Could you quote, exactly as they stand, the lines running from the one with "What does this" to the final line of the material?
■ ■ ■ ■ ■ ■ ■
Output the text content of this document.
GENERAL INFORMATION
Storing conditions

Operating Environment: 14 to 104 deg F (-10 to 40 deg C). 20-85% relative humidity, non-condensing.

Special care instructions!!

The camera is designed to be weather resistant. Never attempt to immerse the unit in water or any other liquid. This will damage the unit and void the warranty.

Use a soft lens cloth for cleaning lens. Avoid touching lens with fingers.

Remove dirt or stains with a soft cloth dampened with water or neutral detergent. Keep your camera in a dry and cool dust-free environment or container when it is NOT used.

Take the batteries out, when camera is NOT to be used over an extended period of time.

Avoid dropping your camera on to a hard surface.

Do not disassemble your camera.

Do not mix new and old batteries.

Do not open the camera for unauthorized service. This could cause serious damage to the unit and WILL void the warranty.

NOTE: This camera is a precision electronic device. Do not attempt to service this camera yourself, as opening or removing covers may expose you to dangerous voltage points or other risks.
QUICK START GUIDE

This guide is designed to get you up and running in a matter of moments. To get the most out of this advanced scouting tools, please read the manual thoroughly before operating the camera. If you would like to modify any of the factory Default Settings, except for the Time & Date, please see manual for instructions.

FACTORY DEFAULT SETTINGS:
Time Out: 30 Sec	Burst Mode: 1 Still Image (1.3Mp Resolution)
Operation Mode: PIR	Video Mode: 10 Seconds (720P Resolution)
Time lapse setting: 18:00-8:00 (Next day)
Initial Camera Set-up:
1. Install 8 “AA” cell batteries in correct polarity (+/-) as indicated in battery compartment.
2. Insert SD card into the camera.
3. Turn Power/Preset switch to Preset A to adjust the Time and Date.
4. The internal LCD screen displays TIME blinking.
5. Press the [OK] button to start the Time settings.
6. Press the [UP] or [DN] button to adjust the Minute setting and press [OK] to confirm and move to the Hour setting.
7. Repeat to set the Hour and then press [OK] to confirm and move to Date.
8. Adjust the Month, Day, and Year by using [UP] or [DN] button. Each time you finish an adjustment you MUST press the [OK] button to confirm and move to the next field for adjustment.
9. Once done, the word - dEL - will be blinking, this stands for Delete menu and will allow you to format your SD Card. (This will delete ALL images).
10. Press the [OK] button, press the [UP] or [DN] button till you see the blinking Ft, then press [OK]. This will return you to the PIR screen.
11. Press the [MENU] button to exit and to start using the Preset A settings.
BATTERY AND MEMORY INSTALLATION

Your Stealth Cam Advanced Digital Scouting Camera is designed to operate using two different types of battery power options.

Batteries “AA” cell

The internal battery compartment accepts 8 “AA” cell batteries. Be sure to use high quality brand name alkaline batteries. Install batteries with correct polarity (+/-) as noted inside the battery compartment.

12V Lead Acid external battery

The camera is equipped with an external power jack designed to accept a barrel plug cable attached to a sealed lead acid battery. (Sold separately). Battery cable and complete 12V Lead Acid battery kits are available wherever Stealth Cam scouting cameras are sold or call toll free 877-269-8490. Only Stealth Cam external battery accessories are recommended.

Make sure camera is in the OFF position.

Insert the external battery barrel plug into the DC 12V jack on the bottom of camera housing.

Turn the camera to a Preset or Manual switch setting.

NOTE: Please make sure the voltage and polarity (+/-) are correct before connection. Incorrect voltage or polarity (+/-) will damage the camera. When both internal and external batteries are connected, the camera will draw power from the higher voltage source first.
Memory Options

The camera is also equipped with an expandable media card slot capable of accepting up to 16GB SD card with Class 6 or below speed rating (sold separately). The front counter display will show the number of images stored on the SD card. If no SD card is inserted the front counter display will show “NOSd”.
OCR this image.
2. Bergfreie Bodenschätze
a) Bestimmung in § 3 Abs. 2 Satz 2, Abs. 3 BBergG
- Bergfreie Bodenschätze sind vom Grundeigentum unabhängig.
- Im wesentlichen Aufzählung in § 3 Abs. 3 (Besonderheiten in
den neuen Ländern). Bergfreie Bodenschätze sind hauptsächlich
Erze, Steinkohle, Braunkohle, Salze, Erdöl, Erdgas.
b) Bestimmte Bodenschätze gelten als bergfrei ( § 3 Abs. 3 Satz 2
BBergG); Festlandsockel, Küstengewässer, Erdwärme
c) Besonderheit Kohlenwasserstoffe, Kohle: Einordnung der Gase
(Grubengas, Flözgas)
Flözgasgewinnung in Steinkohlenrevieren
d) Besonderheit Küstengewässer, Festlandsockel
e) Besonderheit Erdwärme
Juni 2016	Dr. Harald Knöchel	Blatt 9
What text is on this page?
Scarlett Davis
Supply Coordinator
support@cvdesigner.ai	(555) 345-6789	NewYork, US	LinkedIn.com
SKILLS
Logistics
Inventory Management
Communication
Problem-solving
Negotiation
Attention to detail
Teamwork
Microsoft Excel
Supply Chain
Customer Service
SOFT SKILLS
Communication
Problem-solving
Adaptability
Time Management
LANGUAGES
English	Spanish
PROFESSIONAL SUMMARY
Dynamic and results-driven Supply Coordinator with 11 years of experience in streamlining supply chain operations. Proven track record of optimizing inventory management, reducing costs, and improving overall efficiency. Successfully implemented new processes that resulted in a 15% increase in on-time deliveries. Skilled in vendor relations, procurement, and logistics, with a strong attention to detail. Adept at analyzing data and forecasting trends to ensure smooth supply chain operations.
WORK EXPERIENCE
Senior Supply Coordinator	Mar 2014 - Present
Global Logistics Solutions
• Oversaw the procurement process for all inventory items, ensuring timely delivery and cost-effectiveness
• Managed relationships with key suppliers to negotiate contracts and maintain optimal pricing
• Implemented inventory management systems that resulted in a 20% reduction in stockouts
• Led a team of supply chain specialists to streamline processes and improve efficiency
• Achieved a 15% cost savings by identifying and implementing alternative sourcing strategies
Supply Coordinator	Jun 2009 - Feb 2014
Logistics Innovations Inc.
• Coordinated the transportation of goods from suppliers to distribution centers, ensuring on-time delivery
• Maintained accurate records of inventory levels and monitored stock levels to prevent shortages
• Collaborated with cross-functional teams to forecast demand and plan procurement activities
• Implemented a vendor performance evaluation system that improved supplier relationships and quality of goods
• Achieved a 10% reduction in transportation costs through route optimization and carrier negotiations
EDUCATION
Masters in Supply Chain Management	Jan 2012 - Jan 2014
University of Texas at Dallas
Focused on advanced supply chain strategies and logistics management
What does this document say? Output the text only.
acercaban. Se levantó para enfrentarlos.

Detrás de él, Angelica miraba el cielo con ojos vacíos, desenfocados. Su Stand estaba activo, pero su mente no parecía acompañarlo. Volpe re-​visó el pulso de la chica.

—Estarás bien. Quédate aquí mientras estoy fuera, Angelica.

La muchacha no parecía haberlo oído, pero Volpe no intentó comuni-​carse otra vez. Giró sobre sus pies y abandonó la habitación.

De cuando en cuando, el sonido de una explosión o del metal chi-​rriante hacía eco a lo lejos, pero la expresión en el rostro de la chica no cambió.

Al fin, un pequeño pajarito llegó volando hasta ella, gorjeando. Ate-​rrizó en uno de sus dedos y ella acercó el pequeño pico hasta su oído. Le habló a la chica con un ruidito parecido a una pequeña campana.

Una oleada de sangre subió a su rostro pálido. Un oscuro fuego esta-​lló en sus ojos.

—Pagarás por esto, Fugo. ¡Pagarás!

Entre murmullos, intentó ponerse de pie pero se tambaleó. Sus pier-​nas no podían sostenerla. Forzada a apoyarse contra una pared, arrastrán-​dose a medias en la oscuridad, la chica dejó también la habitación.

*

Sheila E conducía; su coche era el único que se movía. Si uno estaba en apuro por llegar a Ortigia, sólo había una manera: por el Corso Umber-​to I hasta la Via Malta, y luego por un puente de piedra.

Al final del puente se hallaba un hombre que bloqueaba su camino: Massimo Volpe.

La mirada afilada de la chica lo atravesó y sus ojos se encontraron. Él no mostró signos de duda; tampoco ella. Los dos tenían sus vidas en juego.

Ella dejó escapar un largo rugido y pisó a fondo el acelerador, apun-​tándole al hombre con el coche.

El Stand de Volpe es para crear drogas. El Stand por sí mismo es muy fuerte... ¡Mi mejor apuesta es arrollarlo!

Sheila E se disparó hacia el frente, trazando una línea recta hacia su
■ ■ ■ ■ ■ ■ ■
◆ TASK OUTPUT:
What does this document say? Output the text only.
acercaban. Se levantó para enfrentarlos.

Detrás de él, Angelica miraba el cielo con ojos vacíos, desenfocados. Su Stand estaba activo, pero su mente no parecía acompañarlo. Volpe re-​visó el pulso de la chica.

—Estarás bien. Quédate aquí mientras estoy fuera, Angelica.

La muchacha no parecía haberlo oído, pero Volpe no intentó comuni-​carse otra vez. Giró sobre sus pies y abandonó la habitación.

De cuando en cuando, el sonido de una explosión o del metal chi-​rriante hacía eco a lo lejos, pero la expresión en el rostro de la chica no cambió.

Al fin, un pequeño pajarito llegó volando hasta ella, gorjeando. Ate-​rrizó en uno de sus dedos y ella acercó el pequeño pico hasta su oído. Le habló a la chica con un ruidito parecido a una pequeña campana.

Una oleada de sangre subió a su rostro pálido. Un oscuro fuego esta-​lló en sus ojos.

—Pagarás por esto, Fugo. ¡Pagarás!

Entre murmullos, intentó ponerse de pie pero se tambaleó. Sus pier-​nas no podían sostenerla. Forzada a apoyarse contra una pared, arrastrán-​dose a medias en la oscuridad, la chica dejó también la habitación.

*

Sheila E conducía; su coche era el único que se movía. Si uno estaba en apuro por llegar a Ortigia, sólo había una manera: por el Corso Umber-​to I hasta la Via Malta, y luego por un puente de piedra.

Al final del puente se hallaba un hombre que bloqueaba su camino: Massimo Volpe.

La mirada afilada de la chica lo atravesó y sus ojos se encontraron. Él no mostró signos de duda; tampoco ella. Los dos tenían sus vidas en juego.

Ella dejó escapar un largo rugido y pisó a fondo el acelerador, apun-​tándole al hombre con el coche.

El Stand de Volpe es para crear drogas. El Stand por sí mismo es muy fuerte... ¡Mi mejor apuesta es arrollarlo!

Sheila E se disparó hacia el frente, trazando una línea recta hacia su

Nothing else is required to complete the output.